**Dataset entries**
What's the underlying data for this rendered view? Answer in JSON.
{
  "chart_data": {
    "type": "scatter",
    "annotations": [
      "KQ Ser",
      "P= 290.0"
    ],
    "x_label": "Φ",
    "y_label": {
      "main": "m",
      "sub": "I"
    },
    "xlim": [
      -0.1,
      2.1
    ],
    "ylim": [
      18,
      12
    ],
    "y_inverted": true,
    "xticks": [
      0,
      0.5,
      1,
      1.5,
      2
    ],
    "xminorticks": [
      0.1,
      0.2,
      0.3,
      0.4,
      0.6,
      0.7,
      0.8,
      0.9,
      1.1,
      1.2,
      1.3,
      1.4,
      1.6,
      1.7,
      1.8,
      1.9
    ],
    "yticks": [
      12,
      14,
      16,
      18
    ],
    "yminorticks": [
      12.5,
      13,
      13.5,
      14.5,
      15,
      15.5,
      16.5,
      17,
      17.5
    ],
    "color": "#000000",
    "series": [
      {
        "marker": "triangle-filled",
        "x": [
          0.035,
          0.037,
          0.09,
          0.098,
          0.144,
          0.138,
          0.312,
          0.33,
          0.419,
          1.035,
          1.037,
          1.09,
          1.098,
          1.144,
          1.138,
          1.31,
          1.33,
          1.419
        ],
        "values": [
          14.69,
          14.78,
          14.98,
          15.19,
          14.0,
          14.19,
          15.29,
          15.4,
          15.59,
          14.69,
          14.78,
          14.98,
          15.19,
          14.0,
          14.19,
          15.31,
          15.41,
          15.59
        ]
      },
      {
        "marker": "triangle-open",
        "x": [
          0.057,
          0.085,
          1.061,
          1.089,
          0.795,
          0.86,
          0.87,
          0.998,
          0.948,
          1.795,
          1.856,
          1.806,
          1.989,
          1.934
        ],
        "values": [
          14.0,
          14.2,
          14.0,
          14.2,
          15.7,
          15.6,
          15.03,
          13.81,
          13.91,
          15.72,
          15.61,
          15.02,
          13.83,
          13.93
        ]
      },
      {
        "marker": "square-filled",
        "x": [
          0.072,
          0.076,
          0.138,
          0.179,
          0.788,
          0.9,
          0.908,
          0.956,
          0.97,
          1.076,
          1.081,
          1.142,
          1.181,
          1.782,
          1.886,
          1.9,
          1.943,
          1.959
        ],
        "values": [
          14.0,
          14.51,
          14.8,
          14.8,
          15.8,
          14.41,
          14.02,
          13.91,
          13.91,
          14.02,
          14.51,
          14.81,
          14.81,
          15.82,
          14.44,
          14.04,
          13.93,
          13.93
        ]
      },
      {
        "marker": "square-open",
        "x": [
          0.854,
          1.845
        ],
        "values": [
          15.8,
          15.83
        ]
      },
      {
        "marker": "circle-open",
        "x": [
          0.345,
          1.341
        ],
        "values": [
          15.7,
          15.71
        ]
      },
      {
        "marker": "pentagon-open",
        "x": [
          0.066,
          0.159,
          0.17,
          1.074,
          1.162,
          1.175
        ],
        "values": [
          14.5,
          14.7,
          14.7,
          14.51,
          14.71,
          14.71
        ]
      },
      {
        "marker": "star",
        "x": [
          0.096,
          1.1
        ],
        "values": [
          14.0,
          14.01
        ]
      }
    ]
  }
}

**Task details**
From the listing above, extract every line exactly as it stands.

**Response below**
What's the underlying data for this rendered view? Answer in JSON.
{
  "chart_data": {
    "type": "scatter",
    "annotations": [
      "KQ Ser",
      "P= 290.0"
    ],
    "x_label": "Φ",
    "y_label": {
      "main": "m",
      "sub": "I"
    },
    "xlim": [
      -0.1,
      2.1
    ],
    "ylim": [
      18,
      12
    ],
    "y_inverted": true,
    "xticks": [
      0,
      0.5,
      1,
      1.5,
      2
    ],
    "xminorticks": [
      0.1,
      0.2,
      0.3,
      0.4,
      0.6,
      0.7,
      0.8,
      0.9,
      1.1,
      1.2,
      1.3,
      1.4,
      1.6,
      1.7,
      1.8,
      1.9
    ],
    "yticks": [
      12,
      14,
      16,
      18
    ],
    "yminorticks": [
      12.5,
      13,
      13.5,
      14.5,
      15,
      15.5,
      16.5,
      17,
      17.5
    ],
    "color": "#000000",
    "series": [
      {
        "marker": "triangle-filled",
        "x": [
          0.035,
          0.037,
          0.09,
          0.098,
          0.144,
          0.138,
          0.312,
          0.33,
          0.419,
          1.035,
          1.037,
          1.09,
          1.098,
          1.144,
          1.138,
          1.31,
          1.33,
          1.419
        ],
        "values": [
          14.69,
          14.78,
          14.98,
          15.19,
          14.0,
          14.19,
          15.29,
          15.4,
          15.59,
          14.69,
          14.78,
          14.98,
          15.19,
          14.0,
          14.19,
          15.31,
          15.41,
          15.59
        ]
      },
      {
        "marker": "triangle-open",
        "x": [
          0.057,
          0.085,
          1.061,
          1.089,
          0.795,
          0.86,
          0.87,
          0.998,
          0.948,
          1.795,
          1.856,
          1.806,
          1.989,
          1.934
        ],
        "values": [
          14.0,
          14.2,
          14.0,
          14.2,
          15.7,
          15.6,
          15.03,
          13.81,
          13.91,
          15.72,
          15.61,
          15.02,
          13.83,
          13.93
        ]
      },
      {
        "marker": "square-filled",
        "x": [
          0.072,
          0.076,
          0.138,
          0.179,
          0.788,
          0.9,
          0.908,
          0.956,
          0.97,
          1.076,
          1.081,
          1.142,
          1.181,
          1.782,
          1.886,
          1.9,
          1.943,
          1.959
        ],
        "values": [
          14.0,
          14.51,
          14.8,
          14.8,
          15.8,
          14.41,
          14.02,
          13.91,
          13.91,
          14.02,
          14.51,
          14.81,
          14.81,
          15.82,
          14.44,
          14.04,
          13.93,
          13.93
        ]
      },
      {
        "marker": "square-open",
        "x": [
          0.854,
          1.845
        ],
        "values": [
          15.8,
          15.83
        ]
      },
      {
        "marker": "circle-open",
        "x": [
          0.345,
          1.341
        ],
        "values": [
          15.7,
          15.71
        ]
      },
      {
        "marker": "pentagon-open",
        "x": [
          0.066,
          0.159,
          0.17,
          1.074,
          1.162,
          1.175
        ],
        "values": [
          14.5,
          14.7,
          14.7,
          14.51,
          14.71,
          14.71
        ]
      },
      {
        "marker": "star",
        "x": [
          0.096,
          1.1
        ],
        "values": [
          14.0,
          14.01
        ]
      }
    ]
  }
}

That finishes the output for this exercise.